From the entries below, tally how many lines contain "JSON" and report only that figure.

-------- Listed entries

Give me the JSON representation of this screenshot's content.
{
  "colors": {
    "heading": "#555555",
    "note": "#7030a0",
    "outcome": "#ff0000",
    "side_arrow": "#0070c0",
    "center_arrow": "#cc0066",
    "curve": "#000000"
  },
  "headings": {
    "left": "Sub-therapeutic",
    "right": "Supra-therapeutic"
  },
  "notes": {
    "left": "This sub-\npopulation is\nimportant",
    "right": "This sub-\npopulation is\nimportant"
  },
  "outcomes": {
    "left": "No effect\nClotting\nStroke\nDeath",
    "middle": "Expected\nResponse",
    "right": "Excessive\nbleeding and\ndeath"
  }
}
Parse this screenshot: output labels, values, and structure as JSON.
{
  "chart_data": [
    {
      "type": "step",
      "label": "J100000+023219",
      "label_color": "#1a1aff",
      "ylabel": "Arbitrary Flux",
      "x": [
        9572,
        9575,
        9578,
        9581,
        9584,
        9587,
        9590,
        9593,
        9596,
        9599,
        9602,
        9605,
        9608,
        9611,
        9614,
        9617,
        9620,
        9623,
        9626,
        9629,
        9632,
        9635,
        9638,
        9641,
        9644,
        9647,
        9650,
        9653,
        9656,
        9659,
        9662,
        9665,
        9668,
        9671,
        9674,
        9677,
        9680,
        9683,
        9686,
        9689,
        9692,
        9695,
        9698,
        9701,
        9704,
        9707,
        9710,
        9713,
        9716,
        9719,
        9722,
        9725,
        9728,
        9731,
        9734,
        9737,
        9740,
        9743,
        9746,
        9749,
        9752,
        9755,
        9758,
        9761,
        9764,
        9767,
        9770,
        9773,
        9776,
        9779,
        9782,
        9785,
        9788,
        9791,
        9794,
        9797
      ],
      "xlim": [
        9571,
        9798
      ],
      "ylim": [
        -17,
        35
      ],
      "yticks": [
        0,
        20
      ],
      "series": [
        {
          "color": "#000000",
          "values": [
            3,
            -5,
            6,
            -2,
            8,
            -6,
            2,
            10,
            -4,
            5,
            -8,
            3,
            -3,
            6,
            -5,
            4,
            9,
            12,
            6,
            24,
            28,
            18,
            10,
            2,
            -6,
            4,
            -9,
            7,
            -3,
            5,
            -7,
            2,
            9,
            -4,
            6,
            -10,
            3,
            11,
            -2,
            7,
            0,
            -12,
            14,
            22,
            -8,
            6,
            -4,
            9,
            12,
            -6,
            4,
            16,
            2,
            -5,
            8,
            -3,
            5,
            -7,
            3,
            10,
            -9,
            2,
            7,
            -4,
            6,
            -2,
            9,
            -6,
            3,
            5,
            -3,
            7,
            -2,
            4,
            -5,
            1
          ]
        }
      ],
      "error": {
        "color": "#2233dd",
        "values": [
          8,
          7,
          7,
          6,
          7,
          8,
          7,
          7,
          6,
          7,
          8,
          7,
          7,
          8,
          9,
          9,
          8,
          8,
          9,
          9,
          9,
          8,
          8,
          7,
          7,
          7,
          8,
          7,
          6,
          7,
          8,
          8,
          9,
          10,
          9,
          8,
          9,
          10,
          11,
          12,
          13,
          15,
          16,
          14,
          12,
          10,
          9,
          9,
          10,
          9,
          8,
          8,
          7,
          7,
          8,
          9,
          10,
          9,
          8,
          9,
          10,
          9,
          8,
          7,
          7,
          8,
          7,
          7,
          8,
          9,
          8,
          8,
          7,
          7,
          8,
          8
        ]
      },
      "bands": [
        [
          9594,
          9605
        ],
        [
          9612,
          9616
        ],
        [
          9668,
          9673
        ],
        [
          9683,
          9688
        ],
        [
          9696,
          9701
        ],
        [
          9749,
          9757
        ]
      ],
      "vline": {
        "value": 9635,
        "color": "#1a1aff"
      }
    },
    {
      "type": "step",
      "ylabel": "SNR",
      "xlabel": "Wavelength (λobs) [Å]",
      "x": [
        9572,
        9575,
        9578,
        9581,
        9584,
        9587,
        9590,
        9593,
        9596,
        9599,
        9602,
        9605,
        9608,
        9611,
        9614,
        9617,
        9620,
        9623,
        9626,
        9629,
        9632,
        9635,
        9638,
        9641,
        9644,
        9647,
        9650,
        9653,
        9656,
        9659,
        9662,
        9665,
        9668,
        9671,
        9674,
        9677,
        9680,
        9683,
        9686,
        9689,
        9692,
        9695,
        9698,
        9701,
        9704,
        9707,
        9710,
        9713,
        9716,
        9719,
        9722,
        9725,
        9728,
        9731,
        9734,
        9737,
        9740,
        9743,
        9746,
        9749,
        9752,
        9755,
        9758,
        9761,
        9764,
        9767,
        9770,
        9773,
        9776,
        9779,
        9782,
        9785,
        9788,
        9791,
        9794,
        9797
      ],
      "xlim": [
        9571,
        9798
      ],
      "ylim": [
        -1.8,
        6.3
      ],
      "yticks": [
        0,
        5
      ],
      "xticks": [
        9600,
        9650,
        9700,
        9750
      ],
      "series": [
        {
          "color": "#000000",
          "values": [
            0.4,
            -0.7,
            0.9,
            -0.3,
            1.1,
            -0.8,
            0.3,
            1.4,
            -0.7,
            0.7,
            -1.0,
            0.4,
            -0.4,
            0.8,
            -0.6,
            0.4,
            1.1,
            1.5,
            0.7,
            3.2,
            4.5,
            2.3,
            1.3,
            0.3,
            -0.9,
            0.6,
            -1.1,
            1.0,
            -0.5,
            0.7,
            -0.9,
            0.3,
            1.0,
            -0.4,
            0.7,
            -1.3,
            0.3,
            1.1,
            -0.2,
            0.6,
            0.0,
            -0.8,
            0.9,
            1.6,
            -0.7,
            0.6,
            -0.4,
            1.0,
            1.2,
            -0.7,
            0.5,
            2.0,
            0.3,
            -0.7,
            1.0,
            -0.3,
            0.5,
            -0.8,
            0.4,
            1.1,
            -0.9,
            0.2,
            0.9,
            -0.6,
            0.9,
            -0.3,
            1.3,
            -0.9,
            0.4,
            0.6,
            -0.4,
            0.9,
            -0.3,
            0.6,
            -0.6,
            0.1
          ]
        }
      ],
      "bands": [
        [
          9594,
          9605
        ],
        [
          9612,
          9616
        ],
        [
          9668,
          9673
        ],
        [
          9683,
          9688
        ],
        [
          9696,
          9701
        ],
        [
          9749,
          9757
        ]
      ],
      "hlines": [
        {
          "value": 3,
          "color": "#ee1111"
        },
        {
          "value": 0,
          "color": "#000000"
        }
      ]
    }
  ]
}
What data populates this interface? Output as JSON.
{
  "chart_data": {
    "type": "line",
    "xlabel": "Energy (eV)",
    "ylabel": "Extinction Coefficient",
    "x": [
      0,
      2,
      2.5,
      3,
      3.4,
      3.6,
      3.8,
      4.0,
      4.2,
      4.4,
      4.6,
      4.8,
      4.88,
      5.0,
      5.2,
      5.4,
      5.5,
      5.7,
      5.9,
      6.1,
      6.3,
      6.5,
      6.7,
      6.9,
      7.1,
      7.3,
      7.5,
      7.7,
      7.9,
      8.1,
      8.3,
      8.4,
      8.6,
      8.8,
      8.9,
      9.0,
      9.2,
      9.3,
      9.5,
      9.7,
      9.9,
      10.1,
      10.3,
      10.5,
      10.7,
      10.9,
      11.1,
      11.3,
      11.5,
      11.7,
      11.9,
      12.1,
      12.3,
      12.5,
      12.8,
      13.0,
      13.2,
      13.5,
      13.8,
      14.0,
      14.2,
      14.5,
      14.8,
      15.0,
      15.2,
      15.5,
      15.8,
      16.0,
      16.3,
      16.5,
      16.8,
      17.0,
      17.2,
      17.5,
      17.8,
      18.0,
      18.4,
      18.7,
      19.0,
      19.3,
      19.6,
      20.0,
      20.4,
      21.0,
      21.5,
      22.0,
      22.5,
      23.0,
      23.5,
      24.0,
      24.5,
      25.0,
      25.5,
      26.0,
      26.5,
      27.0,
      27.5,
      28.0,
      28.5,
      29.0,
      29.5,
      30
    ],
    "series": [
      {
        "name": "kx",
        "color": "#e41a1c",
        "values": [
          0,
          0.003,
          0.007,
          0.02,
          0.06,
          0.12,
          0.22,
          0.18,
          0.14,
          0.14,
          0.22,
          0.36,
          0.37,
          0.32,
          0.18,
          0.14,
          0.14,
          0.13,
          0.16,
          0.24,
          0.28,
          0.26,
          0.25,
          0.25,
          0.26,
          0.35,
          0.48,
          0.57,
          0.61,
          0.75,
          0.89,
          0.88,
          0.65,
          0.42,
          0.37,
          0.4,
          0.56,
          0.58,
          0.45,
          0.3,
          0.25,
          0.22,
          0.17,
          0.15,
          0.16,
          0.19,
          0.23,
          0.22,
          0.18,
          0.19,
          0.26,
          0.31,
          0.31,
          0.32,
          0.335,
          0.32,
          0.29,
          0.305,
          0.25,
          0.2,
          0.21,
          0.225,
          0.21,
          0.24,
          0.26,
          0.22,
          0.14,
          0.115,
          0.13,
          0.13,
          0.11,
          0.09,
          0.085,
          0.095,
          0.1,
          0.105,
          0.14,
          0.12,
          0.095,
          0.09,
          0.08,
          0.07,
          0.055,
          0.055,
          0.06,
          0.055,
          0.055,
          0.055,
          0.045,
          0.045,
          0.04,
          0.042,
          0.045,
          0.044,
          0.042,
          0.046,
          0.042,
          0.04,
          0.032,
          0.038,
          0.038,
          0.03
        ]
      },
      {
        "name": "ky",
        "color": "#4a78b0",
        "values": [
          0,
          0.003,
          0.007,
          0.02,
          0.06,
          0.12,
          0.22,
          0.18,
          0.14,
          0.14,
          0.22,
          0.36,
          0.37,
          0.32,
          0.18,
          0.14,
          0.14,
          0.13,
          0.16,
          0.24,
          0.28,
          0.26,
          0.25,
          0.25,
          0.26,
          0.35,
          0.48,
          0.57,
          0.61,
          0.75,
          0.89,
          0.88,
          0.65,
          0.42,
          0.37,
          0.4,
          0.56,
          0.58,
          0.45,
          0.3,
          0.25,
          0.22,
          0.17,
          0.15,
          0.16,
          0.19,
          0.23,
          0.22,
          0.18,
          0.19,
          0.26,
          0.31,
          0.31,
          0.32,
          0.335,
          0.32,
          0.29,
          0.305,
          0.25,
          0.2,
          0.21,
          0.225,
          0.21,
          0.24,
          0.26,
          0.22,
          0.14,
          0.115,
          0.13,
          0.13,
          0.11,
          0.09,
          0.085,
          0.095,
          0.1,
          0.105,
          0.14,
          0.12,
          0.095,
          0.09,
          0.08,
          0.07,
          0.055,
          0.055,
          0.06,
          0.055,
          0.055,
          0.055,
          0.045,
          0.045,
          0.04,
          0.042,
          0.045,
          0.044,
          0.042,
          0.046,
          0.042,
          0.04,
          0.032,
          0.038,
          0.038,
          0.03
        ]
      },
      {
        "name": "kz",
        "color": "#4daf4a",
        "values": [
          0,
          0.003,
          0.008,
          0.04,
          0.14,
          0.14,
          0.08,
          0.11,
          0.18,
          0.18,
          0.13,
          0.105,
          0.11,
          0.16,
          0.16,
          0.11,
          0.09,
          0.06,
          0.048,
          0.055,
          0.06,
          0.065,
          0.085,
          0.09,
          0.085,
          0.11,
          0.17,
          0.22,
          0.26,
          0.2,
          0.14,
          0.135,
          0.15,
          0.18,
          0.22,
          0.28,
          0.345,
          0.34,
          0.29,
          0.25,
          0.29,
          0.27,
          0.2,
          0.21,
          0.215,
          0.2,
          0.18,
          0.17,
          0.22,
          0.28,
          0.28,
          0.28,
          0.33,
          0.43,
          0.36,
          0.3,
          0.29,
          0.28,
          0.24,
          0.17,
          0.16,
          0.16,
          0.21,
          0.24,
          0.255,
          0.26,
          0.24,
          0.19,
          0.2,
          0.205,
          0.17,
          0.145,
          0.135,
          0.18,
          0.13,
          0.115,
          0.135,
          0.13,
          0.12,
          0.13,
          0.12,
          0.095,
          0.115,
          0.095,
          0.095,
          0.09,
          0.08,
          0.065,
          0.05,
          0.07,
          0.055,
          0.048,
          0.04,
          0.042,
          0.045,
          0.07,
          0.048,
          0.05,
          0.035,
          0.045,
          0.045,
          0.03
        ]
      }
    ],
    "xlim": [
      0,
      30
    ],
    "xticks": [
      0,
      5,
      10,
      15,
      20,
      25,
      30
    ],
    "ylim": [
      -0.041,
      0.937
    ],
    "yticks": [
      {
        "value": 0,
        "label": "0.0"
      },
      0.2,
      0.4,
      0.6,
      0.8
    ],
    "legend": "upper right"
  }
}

----------------

**Result**: 3